**Excerpted data**
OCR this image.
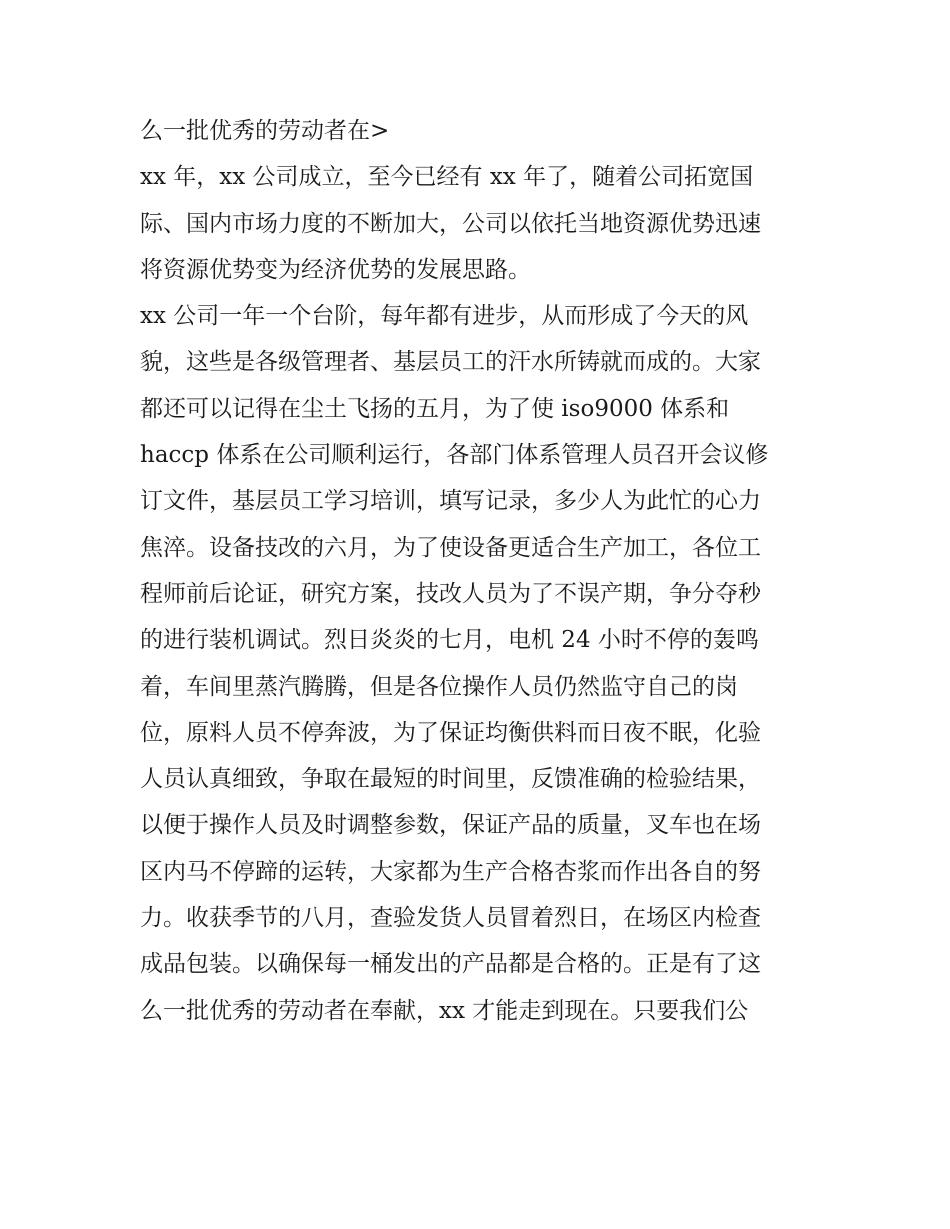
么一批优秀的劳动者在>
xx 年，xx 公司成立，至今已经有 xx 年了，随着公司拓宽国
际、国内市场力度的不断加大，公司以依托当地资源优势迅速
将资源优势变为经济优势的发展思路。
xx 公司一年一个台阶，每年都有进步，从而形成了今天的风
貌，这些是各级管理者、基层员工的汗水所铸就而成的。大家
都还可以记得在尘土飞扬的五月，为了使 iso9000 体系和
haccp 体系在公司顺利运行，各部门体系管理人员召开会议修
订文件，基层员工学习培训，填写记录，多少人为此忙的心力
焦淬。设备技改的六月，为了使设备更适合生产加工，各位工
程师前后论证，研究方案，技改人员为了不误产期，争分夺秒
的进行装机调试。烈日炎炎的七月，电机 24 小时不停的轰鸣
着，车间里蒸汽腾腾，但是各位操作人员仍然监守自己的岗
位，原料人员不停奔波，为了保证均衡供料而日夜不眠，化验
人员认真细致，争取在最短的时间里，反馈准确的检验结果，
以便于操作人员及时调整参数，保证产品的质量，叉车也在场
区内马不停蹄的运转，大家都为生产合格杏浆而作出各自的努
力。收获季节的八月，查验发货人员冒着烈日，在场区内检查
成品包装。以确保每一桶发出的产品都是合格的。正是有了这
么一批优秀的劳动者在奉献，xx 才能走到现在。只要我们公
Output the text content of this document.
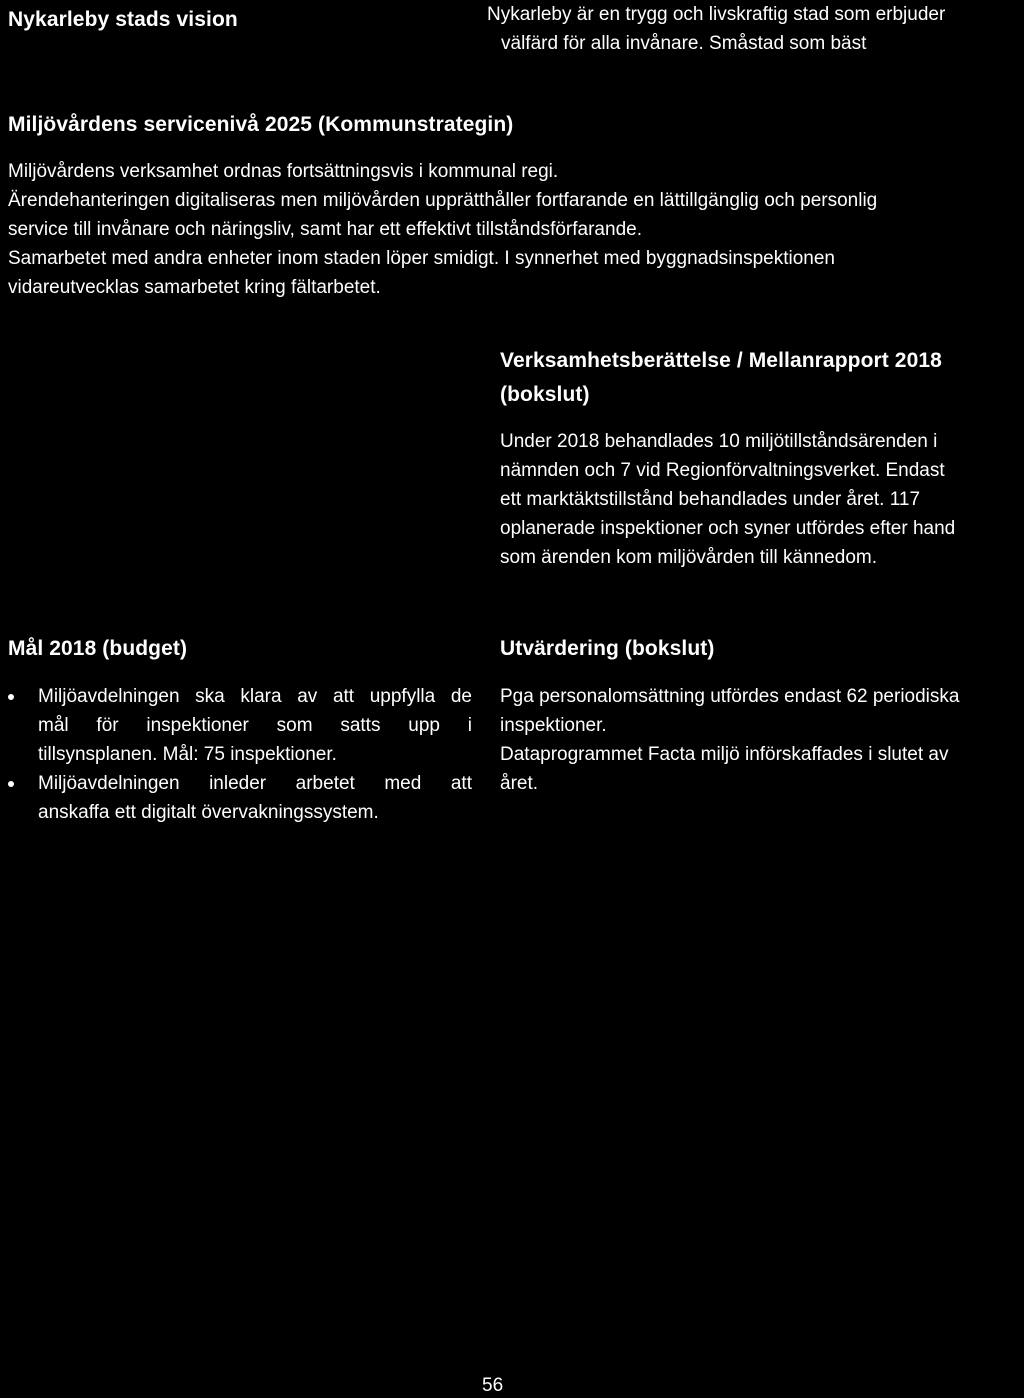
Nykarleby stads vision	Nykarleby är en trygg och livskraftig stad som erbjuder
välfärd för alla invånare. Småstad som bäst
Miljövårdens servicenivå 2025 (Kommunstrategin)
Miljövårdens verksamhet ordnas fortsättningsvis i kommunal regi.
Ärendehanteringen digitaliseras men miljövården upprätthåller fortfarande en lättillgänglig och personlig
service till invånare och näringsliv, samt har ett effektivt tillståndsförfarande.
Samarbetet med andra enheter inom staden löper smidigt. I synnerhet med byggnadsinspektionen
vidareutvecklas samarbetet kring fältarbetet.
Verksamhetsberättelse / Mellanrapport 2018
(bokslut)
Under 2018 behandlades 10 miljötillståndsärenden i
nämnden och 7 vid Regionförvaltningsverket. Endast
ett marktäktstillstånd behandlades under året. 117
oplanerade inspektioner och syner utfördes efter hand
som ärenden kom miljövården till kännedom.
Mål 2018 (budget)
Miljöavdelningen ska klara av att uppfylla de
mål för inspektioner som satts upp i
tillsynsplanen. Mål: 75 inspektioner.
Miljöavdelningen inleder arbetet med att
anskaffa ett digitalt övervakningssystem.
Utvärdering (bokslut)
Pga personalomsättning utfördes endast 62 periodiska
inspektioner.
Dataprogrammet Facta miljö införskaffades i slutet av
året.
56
==
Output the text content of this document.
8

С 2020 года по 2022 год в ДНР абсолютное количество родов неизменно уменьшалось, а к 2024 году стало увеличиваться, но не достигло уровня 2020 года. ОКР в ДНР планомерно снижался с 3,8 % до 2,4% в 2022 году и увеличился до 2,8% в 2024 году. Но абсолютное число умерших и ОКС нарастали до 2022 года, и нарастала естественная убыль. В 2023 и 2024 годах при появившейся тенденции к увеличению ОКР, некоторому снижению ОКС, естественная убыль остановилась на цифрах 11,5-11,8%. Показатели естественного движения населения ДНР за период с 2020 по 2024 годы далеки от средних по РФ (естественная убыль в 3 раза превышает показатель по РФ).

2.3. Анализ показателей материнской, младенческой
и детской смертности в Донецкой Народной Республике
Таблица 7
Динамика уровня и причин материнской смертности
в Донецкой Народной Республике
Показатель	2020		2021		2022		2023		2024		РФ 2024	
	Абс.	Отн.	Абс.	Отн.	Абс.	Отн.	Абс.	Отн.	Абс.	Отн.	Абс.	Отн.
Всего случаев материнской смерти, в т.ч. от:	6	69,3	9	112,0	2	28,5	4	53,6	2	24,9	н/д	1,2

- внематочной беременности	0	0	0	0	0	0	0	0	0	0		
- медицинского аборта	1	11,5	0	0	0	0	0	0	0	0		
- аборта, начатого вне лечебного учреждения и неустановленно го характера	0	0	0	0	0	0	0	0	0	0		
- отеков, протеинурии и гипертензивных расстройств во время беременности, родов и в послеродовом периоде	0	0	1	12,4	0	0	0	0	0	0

**Written problem**
Identify and copy all lines with the word "Miljövårdens".

**The solution**
Miljövårdens servicenivå 2025 (Kommunstrategin)
Miljövårdens verksamhet ordnas fortsättningsvis i kommunal regi.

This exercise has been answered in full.